### EXERCISE TASKS
**A.** Answer these questions using the StatefulSet forum post:
(i) How many replicas does the StatefulSet use?
(ii) What volumeBindingMode does the StorageClass set?
(iii) What storage capacity does example-pv-1 specify?
**B.** Duplicate the passage of the StatefulSet forum post between "Cluster: 1 master" and "the same volume.", inclusive.
**C.** Write the next part of the StatefulSet forum post, starting after its final line.

-- TEXT EXTRACT start --

Cluster: 1 master 2 workers
I am deploying StatefulSet using the local-volume using the PV (kubernetes.io/no-provisioner storageClass) with 3 replicas. Created 2 PV for Both worker nodes.
Expectation: pods will be scheduled on both workers and sharing the same volume.
result: 3 stateful pods are created on single worker node. yaml :-
kind: StorageClass
apiVersion: storage.k8s.io/v1
metadata:
name: local-storage
provisioner: kubernetes.io/no-provisioner
volumeBindingMode: WaitForFirstConsumer
---
kind: PersistentVolumeClaim
apiVersion: v1
metadata:
name: example-local-claim
spec:
accessModes:
- ReadWriteOnce
resources:
requests:
storage: 1Gi
storageClassName: local-storage
---
apiVersion: v1
kind: PersistentVolume
metadata:
name: example-pv-1
spec:
capacity:
storage: 2Gi
# volumeMode field requires BlockVolume Alpha feature gate to be enabled.

-- TEXT EXTRACT end --
-- EXTRACTED RECORDS start --

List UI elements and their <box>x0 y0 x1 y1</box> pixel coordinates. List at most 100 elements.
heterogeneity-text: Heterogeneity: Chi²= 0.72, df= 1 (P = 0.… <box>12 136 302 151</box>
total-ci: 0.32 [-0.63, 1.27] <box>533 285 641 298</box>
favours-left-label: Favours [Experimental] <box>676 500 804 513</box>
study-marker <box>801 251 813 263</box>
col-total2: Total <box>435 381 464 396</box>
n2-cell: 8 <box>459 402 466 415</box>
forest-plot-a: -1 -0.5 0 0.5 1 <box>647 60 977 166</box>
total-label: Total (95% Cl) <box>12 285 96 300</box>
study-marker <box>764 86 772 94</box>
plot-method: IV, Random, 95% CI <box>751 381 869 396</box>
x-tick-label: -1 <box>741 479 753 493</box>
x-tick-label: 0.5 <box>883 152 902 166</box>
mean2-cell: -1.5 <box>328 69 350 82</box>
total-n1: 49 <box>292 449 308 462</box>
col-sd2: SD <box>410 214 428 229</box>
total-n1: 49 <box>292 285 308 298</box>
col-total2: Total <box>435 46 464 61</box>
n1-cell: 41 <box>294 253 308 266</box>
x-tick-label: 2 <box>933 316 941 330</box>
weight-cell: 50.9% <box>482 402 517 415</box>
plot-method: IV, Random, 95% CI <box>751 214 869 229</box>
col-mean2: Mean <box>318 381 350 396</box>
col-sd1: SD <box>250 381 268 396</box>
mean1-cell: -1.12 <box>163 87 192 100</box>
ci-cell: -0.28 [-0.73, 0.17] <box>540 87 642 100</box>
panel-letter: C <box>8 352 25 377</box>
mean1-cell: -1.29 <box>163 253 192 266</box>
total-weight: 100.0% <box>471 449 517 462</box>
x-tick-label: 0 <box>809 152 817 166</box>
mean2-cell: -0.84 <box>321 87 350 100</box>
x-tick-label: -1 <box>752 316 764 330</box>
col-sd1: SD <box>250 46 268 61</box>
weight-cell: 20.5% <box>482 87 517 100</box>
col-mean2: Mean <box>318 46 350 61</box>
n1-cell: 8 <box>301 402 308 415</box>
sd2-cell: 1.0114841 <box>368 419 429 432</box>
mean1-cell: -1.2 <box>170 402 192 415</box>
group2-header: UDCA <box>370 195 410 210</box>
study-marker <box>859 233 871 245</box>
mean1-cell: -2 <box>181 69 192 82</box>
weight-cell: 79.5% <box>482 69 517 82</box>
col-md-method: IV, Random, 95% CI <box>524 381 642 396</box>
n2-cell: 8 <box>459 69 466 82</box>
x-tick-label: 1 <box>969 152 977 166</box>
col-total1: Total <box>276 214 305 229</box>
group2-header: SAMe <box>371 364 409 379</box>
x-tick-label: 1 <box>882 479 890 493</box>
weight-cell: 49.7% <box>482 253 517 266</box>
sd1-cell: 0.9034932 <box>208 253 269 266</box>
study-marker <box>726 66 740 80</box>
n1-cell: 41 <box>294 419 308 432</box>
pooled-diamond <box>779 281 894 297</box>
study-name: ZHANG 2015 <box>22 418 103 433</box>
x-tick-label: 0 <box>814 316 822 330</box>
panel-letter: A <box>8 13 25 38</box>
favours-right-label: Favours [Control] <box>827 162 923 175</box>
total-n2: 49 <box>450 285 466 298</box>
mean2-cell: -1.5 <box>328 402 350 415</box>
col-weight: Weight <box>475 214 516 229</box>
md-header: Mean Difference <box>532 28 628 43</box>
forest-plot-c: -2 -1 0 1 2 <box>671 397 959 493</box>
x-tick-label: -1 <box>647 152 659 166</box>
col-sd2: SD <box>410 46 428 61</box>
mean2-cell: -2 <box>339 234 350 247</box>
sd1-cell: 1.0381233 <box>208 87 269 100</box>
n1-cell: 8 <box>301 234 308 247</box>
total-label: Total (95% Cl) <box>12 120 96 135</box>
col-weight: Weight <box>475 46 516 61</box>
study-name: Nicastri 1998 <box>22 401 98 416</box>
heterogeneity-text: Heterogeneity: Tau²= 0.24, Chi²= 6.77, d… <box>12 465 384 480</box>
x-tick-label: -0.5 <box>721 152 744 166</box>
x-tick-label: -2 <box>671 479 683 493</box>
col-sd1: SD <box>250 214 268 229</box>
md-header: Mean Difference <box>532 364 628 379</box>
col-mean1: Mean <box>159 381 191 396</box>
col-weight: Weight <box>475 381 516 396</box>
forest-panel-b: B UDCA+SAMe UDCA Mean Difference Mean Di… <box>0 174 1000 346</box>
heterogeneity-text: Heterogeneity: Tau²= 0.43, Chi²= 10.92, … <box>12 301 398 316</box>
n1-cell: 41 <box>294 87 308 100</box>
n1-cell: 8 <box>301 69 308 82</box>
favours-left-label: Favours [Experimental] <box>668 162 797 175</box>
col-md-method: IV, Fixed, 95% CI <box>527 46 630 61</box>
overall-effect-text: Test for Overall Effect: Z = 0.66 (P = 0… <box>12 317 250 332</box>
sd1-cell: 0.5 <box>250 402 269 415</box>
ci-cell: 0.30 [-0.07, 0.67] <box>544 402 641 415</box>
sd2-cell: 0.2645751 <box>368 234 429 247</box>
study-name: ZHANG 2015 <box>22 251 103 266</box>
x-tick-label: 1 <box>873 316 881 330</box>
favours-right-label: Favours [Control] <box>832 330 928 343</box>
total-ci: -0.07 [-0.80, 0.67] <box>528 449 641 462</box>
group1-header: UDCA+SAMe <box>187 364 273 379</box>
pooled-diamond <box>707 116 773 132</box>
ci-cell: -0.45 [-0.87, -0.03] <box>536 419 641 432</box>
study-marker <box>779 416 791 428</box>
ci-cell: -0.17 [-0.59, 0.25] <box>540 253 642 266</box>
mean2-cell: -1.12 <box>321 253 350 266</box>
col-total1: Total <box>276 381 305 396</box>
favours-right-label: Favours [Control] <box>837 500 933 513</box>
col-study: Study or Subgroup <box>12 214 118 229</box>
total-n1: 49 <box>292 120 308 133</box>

-- EXTRACTED RECORDS end --

### RESULTS
**A.**
(i) 3
(ii) WaitForFirstConsumer
(iii) 2Gi

**B.**
Cluster: 1 master 2 workers
I am deploying StatefulSet using the local-volume using the PV (kubernetes.io/no-provisioner storageClass) with 3 replicas. Created 2 PV for Both worker nodes.
Expectation: pods will be scheduled on both workers and sharing the same volume.

**C.**
volumeMode: Filesystem
accessModes:
- ReadWriteOnce
persistentVolumeReclaimPolicy: Delete
storageClassName: local-storage
local:
path: /mnt/vol1
nodeAffinity:
required:
nodeSelectorTerms:
- matchExpressions:
- key: kubernetes.io/hostname
operator: In
values:
- worker-node1
---
apiVersion: v1
kind: PersistentVolume
metadata:
name: example-pv-2
spec:
capacity:
storage: 2Gi
# volumeMode field requires BlockVolume Alpha feature gate to be enabled.
volumeMode: Filesystem
accessModes:
- ReadWriteOnce
persistentVolumeReclaimPolicy: Delete
storageClassName: local-storage
local:
path: /mnt/vol2
nodeAffinity:
required:
nodeSelectorTerms:
- matchExpressions:
- key: kubernetes.io/hostname
operator: In
values:
- worker-node2
---
# Headless service for stable DNS entries of StatefulSet members.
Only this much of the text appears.